-- YOUR OBJECTIVE --
Where the string "before" occurs in the material below, report the whole line.

-- DATASET RECORDS --
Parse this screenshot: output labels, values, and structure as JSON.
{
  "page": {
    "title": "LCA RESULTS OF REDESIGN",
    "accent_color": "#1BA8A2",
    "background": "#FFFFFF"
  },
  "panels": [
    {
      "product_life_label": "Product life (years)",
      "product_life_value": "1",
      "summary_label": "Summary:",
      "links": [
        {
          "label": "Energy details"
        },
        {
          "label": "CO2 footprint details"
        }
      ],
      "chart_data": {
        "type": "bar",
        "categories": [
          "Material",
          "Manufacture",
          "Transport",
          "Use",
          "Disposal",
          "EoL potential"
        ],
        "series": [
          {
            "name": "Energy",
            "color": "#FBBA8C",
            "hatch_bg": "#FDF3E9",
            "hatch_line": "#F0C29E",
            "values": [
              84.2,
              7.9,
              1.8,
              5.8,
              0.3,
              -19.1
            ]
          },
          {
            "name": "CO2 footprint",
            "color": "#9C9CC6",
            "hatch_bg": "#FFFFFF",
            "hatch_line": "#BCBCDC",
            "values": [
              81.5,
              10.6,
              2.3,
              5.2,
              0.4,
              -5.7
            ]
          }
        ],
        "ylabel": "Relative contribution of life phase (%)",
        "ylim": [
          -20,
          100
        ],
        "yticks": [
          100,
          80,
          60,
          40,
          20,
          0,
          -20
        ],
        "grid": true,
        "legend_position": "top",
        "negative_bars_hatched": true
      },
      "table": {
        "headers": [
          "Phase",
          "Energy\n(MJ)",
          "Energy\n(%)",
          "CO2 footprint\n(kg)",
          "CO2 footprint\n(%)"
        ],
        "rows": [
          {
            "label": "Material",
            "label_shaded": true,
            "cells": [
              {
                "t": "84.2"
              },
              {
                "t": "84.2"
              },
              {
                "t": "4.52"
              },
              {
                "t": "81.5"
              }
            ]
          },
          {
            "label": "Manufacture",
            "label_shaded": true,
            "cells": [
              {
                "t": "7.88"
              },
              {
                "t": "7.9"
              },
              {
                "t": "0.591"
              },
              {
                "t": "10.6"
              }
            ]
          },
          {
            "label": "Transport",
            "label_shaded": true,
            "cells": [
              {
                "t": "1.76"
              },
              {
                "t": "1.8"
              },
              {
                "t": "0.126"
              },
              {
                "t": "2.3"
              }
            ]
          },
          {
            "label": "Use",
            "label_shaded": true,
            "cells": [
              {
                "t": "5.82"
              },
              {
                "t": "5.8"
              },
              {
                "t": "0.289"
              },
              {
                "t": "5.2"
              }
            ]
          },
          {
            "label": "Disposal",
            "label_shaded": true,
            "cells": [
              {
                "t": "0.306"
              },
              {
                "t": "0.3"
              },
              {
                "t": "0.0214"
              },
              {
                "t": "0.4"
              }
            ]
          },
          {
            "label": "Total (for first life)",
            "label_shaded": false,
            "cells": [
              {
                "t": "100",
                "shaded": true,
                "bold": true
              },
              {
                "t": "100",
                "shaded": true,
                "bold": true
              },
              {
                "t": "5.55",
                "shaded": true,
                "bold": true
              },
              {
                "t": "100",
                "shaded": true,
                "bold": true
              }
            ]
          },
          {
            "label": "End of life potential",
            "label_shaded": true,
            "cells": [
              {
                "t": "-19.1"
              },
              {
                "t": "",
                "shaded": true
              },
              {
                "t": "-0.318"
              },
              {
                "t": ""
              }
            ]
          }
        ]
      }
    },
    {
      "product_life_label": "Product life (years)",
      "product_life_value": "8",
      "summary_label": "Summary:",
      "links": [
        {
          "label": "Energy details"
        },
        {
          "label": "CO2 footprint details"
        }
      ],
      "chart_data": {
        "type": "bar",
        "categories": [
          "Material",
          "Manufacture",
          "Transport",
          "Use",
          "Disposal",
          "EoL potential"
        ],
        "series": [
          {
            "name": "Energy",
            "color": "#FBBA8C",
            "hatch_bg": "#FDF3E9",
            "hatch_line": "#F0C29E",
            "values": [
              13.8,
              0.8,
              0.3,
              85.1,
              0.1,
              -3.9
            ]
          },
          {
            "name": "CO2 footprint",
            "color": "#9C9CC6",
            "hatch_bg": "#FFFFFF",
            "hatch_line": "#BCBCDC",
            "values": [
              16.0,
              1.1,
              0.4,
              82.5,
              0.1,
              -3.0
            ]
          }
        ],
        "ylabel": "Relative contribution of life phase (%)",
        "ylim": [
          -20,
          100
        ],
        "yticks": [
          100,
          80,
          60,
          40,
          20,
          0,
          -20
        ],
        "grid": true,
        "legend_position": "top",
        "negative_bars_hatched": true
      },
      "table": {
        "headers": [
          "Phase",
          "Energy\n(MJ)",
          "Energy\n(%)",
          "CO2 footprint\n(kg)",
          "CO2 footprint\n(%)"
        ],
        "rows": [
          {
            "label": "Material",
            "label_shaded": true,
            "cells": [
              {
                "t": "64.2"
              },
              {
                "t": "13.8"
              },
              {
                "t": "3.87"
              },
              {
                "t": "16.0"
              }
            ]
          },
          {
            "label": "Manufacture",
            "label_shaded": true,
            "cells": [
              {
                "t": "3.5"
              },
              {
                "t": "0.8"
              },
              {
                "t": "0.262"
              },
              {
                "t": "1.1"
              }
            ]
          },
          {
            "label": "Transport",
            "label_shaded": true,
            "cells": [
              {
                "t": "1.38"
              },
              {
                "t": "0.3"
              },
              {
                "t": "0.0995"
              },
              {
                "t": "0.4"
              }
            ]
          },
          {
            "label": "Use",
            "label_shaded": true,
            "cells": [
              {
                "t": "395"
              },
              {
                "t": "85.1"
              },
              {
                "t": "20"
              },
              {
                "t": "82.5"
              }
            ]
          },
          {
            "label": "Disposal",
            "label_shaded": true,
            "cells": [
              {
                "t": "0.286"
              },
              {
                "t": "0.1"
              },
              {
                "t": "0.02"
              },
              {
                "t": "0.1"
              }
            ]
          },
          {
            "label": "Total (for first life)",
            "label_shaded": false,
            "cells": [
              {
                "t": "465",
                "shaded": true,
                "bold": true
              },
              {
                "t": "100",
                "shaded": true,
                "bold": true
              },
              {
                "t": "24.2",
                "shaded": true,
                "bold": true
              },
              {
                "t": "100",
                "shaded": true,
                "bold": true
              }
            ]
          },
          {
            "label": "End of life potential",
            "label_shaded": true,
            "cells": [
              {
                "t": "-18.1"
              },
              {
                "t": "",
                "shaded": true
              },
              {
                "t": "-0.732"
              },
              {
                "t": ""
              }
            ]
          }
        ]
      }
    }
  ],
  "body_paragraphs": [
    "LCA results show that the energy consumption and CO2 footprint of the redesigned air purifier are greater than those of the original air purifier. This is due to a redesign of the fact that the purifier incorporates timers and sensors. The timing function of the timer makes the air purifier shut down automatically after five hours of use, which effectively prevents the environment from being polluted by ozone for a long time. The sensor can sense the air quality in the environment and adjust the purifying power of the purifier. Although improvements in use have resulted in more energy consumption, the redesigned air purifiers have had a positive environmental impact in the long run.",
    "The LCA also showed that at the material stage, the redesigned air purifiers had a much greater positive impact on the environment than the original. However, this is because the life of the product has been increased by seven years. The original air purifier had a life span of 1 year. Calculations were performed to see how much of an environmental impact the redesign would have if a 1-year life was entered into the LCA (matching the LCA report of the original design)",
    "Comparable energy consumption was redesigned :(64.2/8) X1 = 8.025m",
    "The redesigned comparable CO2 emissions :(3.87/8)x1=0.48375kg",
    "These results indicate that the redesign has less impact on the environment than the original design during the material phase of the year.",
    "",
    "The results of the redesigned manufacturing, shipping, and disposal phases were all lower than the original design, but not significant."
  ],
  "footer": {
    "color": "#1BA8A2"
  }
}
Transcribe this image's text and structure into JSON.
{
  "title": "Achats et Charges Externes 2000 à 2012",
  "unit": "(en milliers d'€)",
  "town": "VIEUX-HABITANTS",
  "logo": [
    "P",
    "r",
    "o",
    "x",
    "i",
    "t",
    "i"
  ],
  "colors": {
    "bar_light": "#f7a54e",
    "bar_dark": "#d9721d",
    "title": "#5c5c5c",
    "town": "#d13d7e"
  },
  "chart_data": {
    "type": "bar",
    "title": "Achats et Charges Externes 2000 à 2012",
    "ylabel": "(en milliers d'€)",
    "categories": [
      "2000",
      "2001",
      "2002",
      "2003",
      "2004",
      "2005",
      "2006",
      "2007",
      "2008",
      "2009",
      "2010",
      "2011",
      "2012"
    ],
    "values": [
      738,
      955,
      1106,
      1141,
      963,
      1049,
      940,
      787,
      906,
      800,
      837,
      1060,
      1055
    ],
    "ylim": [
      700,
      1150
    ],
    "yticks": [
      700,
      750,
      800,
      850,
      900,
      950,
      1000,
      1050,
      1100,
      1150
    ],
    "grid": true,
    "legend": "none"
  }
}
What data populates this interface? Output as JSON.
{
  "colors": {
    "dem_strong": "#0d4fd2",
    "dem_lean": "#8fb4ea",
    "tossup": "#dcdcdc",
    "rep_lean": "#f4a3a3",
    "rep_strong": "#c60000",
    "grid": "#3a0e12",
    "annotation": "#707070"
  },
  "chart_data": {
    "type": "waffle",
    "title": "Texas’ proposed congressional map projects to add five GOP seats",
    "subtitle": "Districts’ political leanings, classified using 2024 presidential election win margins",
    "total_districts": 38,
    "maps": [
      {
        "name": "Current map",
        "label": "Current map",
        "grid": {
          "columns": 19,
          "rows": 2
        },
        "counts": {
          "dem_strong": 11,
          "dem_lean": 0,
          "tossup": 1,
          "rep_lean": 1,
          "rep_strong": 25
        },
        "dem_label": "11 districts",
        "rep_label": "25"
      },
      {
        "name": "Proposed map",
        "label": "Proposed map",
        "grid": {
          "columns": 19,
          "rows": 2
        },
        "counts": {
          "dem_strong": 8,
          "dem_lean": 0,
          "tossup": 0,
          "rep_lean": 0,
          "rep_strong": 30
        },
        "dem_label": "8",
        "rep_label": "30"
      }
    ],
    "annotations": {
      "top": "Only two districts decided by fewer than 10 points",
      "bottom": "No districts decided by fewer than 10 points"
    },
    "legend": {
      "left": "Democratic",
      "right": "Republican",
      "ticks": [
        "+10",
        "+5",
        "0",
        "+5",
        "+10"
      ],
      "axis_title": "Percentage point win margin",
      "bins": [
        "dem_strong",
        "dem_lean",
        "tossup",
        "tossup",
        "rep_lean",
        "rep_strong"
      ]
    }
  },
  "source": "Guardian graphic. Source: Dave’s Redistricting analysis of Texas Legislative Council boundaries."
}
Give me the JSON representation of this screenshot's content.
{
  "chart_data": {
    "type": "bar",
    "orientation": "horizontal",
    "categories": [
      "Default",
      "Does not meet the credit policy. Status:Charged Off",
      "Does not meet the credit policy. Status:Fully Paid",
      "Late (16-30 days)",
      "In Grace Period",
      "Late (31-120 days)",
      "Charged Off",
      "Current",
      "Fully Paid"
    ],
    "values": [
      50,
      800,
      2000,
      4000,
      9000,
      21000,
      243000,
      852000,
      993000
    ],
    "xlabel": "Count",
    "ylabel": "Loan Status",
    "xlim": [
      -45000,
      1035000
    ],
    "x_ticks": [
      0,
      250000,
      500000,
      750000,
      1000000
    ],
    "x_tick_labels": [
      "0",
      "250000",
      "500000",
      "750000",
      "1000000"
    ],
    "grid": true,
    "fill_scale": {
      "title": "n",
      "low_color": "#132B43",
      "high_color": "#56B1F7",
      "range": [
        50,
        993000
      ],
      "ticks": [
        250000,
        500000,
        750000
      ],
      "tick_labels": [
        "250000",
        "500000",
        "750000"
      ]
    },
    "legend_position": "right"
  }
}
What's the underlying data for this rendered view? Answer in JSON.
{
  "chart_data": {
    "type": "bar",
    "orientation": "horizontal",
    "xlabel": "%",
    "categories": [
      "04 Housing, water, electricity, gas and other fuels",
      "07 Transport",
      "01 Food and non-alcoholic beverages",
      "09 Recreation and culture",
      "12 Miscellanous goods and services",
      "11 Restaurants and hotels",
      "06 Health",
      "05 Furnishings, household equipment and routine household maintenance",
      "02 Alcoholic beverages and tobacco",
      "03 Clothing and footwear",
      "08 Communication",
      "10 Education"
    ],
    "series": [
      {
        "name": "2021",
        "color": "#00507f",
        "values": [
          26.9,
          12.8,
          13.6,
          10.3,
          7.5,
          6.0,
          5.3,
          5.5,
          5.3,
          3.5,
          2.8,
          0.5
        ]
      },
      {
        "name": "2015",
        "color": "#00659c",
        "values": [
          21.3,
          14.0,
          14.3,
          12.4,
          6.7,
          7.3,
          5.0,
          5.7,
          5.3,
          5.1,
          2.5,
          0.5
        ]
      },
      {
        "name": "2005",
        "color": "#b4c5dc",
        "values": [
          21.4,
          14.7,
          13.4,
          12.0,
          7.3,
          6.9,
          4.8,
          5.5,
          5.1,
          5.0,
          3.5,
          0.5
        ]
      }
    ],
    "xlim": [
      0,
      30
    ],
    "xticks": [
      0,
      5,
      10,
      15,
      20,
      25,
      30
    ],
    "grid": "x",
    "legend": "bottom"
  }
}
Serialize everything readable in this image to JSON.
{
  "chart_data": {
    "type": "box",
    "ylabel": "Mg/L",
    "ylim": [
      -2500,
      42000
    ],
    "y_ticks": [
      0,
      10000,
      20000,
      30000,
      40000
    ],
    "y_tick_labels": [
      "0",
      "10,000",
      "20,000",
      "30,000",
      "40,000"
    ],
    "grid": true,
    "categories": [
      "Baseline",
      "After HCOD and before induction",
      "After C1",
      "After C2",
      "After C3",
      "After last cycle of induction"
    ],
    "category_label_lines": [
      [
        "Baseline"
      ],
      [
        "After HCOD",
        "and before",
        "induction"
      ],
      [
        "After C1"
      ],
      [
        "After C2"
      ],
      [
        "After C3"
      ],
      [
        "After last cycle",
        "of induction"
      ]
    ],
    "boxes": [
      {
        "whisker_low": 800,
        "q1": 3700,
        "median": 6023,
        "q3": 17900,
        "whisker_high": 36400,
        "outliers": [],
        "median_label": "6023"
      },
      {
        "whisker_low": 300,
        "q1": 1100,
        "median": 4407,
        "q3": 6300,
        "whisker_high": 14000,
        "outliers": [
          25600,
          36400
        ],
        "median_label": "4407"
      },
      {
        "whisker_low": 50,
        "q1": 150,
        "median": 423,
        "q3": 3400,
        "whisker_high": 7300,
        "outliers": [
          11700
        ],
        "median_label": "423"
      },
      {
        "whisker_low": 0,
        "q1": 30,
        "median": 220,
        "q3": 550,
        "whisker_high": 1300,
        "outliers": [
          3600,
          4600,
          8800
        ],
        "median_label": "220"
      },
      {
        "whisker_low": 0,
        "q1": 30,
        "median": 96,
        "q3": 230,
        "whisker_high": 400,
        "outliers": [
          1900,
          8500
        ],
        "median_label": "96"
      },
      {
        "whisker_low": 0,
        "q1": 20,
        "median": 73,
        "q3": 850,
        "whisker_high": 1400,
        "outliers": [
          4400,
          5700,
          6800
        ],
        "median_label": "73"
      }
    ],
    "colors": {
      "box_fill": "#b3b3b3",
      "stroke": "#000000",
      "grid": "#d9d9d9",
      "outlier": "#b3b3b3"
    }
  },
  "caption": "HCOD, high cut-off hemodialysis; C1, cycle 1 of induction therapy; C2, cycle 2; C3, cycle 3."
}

-- ANSWER FOR THIS EXERCISE --
      "After HCOD and before induction",
        "and before",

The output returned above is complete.